* Exercise task:
Give the number of lines holding the string "stockpiles", and nothing else.

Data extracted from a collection

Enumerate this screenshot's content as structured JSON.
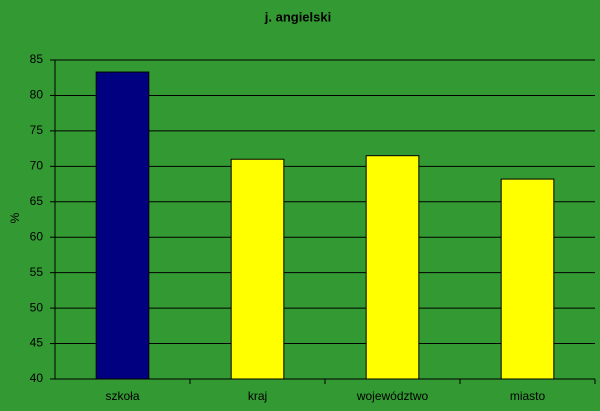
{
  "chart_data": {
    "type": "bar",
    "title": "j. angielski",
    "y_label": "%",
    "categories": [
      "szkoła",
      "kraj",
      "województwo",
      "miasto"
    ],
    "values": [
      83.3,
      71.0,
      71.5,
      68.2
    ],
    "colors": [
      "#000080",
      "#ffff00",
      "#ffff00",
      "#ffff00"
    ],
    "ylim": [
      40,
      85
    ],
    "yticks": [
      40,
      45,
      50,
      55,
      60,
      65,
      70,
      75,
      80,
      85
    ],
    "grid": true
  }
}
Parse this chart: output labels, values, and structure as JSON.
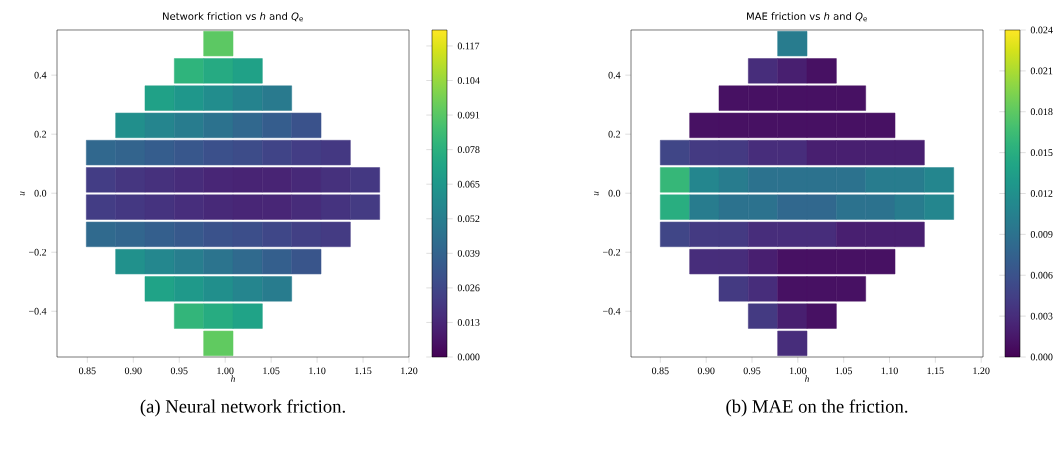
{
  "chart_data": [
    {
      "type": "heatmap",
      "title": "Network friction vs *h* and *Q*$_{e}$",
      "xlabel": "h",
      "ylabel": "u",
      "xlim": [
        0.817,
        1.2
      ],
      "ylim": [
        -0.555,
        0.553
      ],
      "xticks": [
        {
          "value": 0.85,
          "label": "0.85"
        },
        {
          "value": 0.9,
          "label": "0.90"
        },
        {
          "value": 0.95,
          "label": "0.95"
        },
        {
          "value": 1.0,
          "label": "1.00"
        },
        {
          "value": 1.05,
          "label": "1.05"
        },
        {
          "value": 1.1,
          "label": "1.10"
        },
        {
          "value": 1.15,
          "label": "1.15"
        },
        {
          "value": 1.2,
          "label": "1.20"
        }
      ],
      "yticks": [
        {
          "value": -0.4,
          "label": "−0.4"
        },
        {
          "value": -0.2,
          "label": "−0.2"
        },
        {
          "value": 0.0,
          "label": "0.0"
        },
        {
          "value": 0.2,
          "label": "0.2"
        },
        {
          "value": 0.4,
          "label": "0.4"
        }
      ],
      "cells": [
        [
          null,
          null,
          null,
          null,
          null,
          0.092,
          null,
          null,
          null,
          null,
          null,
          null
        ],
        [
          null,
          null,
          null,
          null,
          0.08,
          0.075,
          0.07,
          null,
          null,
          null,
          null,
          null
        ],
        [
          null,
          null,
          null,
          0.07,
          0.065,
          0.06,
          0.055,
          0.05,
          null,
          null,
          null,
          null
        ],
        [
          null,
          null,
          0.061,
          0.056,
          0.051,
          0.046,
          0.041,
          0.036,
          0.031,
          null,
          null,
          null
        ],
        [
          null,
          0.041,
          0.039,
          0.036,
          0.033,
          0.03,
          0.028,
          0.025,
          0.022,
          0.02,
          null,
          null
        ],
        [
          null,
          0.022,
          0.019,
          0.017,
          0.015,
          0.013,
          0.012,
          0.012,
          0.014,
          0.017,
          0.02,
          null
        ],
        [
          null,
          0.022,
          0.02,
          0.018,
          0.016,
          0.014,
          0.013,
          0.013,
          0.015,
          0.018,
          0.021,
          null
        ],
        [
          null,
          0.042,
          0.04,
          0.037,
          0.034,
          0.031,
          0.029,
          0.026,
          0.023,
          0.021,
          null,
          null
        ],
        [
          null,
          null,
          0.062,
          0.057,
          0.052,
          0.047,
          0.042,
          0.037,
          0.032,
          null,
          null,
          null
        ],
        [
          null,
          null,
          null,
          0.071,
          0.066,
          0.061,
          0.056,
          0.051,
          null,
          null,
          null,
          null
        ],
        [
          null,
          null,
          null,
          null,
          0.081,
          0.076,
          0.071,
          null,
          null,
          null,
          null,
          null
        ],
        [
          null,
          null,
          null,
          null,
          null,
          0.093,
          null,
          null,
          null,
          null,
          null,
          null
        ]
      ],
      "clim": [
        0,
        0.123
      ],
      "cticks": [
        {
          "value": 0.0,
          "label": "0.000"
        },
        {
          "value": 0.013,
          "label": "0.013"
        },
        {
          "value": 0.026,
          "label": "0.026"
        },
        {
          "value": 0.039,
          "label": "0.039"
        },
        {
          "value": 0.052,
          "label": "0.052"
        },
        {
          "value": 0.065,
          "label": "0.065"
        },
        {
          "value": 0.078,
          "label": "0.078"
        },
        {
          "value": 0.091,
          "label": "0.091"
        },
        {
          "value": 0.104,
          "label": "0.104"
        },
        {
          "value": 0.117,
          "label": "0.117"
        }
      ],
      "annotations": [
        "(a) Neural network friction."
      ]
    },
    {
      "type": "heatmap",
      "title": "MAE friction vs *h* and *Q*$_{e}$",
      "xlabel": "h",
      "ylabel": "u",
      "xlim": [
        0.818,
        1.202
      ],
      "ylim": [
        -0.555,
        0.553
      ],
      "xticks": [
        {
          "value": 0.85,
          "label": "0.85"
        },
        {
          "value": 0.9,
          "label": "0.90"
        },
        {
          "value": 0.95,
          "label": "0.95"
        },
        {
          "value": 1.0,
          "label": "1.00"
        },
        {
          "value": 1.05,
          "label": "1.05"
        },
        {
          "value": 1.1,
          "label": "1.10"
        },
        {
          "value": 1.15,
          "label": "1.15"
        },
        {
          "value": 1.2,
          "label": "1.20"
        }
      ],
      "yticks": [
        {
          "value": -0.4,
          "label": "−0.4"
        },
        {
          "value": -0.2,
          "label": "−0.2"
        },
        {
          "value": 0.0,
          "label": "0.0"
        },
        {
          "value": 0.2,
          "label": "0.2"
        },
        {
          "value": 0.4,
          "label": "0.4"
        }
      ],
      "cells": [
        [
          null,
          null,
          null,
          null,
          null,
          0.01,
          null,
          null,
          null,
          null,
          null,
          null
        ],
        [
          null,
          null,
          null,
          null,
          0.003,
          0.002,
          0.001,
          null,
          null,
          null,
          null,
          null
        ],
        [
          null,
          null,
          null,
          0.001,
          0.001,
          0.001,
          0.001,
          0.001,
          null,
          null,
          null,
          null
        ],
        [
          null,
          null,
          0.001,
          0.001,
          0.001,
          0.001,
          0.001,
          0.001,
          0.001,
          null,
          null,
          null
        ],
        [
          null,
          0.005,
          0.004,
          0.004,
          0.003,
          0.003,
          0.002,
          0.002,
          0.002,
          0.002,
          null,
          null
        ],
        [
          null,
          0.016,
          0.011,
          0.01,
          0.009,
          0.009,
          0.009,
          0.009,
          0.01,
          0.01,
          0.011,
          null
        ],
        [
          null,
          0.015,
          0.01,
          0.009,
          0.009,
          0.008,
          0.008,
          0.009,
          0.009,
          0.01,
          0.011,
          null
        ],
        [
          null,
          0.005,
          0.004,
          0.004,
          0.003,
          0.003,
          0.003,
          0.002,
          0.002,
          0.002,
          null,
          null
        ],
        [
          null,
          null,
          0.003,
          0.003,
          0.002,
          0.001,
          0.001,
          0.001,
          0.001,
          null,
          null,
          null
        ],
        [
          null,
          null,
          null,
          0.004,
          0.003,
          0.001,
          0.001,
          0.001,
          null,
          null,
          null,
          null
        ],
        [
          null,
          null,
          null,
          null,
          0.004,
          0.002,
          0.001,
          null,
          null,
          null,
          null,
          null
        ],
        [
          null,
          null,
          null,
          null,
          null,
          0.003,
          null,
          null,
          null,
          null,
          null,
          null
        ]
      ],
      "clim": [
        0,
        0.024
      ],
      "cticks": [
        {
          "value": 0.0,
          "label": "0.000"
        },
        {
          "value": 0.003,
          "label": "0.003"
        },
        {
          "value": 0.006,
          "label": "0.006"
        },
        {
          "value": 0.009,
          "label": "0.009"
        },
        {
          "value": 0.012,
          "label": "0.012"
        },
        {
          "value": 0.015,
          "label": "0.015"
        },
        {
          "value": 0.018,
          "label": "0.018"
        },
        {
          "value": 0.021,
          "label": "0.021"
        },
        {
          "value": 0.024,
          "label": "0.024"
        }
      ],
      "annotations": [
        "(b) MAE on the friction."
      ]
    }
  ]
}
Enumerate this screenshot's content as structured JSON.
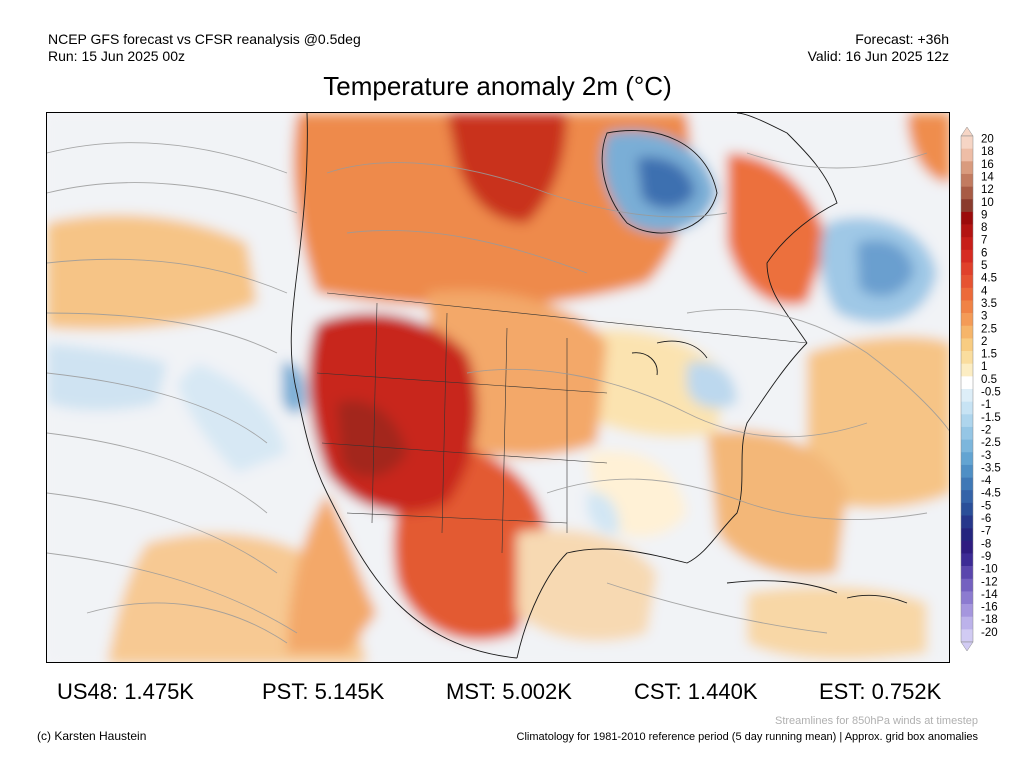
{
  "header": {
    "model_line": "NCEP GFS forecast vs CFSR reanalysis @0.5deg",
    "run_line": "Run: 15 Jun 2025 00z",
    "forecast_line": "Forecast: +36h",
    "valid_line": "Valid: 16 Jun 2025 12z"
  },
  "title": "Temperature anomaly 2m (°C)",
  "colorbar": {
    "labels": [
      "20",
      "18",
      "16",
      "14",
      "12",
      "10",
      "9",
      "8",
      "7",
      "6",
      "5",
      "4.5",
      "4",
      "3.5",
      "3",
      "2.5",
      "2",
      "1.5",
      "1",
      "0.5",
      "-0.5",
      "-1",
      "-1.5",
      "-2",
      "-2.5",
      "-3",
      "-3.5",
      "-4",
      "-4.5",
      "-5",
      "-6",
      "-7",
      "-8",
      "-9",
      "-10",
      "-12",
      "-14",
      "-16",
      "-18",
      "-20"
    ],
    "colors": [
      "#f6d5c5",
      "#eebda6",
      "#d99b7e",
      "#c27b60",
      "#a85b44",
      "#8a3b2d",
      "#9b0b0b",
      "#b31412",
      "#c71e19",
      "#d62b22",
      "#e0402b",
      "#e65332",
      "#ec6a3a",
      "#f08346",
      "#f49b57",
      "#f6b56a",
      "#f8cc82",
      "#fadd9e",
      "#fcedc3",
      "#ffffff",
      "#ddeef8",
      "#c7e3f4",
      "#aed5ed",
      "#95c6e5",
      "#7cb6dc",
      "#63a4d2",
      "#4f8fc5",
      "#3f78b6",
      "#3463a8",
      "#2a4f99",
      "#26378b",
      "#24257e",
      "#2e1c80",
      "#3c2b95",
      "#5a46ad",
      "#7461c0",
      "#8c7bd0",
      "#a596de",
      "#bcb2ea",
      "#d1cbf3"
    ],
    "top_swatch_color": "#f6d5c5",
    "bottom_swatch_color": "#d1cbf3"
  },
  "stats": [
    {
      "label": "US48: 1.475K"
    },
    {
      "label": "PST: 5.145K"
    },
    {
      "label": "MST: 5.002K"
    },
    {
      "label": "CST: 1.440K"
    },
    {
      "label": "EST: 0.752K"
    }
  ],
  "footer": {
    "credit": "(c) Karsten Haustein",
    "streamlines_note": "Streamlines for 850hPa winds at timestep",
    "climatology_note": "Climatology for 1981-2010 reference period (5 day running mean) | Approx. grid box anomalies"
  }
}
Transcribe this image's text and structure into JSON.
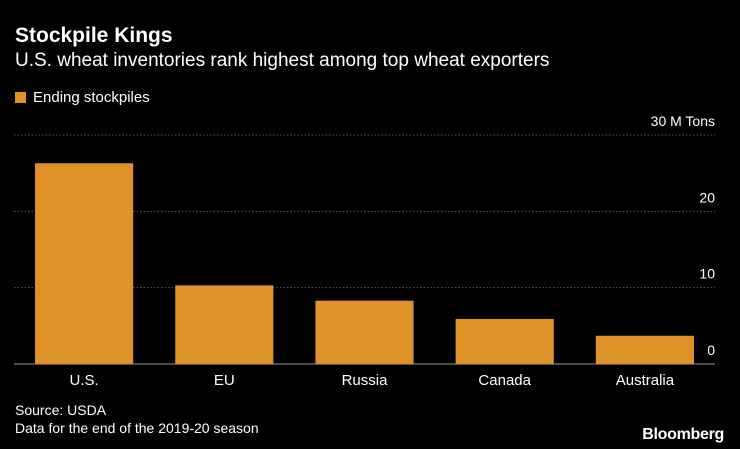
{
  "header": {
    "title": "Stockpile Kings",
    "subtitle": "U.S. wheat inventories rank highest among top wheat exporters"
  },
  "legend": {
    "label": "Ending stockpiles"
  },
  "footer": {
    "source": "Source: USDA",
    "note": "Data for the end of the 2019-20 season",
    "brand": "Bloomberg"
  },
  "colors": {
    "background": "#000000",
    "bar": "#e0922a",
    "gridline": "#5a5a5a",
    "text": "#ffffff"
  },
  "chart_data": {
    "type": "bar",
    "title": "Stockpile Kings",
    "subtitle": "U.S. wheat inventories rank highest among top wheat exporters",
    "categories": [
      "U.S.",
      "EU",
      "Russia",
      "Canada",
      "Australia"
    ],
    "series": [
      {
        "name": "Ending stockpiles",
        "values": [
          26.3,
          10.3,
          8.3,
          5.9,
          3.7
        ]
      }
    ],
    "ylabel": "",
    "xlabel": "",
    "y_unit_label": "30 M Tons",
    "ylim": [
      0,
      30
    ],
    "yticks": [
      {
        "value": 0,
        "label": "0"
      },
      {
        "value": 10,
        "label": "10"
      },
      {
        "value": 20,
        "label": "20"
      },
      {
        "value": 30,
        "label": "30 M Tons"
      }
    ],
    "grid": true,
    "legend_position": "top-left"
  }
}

* Answer to the task:
2